*Directions for this task:* Reproduce each line of the listing exactly.

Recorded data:
+ + + + + + +

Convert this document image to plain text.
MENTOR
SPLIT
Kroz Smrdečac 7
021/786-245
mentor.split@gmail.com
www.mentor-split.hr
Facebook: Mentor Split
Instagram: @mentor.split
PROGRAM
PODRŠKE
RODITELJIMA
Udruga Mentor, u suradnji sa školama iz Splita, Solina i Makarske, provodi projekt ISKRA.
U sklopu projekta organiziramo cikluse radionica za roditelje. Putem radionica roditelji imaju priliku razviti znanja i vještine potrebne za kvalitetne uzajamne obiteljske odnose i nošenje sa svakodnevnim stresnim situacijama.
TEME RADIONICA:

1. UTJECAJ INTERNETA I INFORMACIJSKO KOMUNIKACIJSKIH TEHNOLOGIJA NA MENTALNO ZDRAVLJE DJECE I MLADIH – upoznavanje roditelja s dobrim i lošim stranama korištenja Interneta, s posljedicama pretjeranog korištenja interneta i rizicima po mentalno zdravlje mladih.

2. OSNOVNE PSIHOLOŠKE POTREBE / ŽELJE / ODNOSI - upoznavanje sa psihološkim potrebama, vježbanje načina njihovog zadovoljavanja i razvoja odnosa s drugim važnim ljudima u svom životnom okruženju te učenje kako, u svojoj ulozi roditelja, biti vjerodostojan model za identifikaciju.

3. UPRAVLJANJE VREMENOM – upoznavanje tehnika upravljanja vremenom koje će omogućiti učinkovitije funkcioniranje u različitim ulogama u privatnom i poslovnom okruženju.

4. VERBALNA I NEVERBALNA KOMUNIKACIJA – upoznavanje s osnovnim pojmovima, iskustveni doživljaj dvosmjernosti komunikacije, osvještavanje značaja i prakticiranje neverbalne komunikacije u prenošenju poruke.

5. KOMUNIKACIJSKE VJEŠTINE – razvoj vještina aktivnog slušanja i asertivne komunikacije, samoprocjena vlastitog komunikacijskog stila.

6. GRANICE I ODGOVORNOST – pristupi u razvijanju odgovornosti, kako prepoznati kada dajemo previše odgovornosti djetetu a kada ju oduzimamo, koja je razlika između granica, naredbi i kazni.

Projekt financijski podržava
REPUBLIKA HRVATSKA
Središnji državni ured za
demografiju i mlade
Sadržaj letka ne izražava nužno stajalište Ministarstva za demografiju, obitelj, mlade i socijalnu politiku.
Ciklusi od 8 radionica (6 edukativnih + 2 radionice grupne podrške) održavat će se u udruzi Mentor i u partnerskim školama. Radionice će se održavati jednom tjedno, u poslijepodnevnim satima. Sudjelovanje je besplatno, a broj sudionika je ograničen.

+ + + + + + +

*Reply:*
Convert this document image to plain text.
MENTOR
SPLIT
Kroz Smrdečac 7
021/786-245
mentor.split@gmail.com
www.mentor-split.hr
Facebook: Mentor Split
Instagram: @mentor.split
PROGRAM
PODRŠKE
RODITELJIMA
Udruga Mentor, u suradnji sa školama iz Splita, Solina i Makarske, provodi projekt ISKRA.
U sklopu projekta organiziramo cikluse radionica za roditelje. Putem radionica roditelji imaju priliku razviti znanja i vještine potrebne za kvalitetne uzajamne obiteljske odnose i nošenje sa svakodnevnim stresnim situacijama.
TEME RADIONICA:

1. UTJECAJ INTERNETA I INFORMACIJSKO KOMUNIKACIJSKIH TEHNOLOGIJA NA MENTALNO ZDRAVLJE DJECE I MLADIH – upoznavanje roditelja s dobrim i lošim stranama korištenja Interneta, s posljedicama pretjeranog korištenja interneta i rizicima po mentalno zdravlje mladih.

2. OSNOVNE PSIHOLOŠKE POTREBE / ŽELJE / ODNOSI - upoznavanje sa psihološkim potrebama, vježbanje načina njihovog zadovoljavanja i razvoja odnosa s drugim važnim ljudima u svom životnom okruženju te učenje kako, u svojoj ulozi roditelja, biti vjerodostojan model za identifikaciju.

3. UPRAVLJANJE VREMENOM – upoznavanje tehnika upravljanja vremenom koje će omogućiti učinkovitije funkcioniranje u različitim ulogama u privatnom i poslovnom okruženju.

4. VERBALNA I NEVERBALNA KOMUNIKACIJA – upoznavanje s osnovnim pojmovima, iskustveni doživljaj dvosmjernosti komunikacije, osvještavanje značaja i prakticiranje neverbalne komunikacije u prenošenju poruke.

5. KOMUNIKACIJSKE VJEŠTINE – razvoj vještina aktivnog slušanja i asertivne komunikacije, samoprocjena vlastitog komunikacijskog stila.

6. GRANICE I ODGOVORNOST – pristupi u razvijanju odgovornosti, kako prepoznati kada dajemo previše odgovornosti djetetu a kada ju oduzimamo, koja je razlika između granica, naredbi i kazni.

Projekt financijski podržava
REPUBLIKA HRVATSKA
Središnji državni ured za
demografiju i mlade
Sadržaj letka ne izražava nužno stajalište Ministarstva za demografiju, obitelj, mlade i socijalnu politiku.
Ciklusi od 8 radionica (6 edukativnih + 2 radionice grupne podrške) održavat će se u udruzi Mentor i u partnerskim školama. Radionice će se održavati jednom tjedno, u poslijepodnevnim satima. Sudjelovanje je besplatno, a broj sudionika je ograničen.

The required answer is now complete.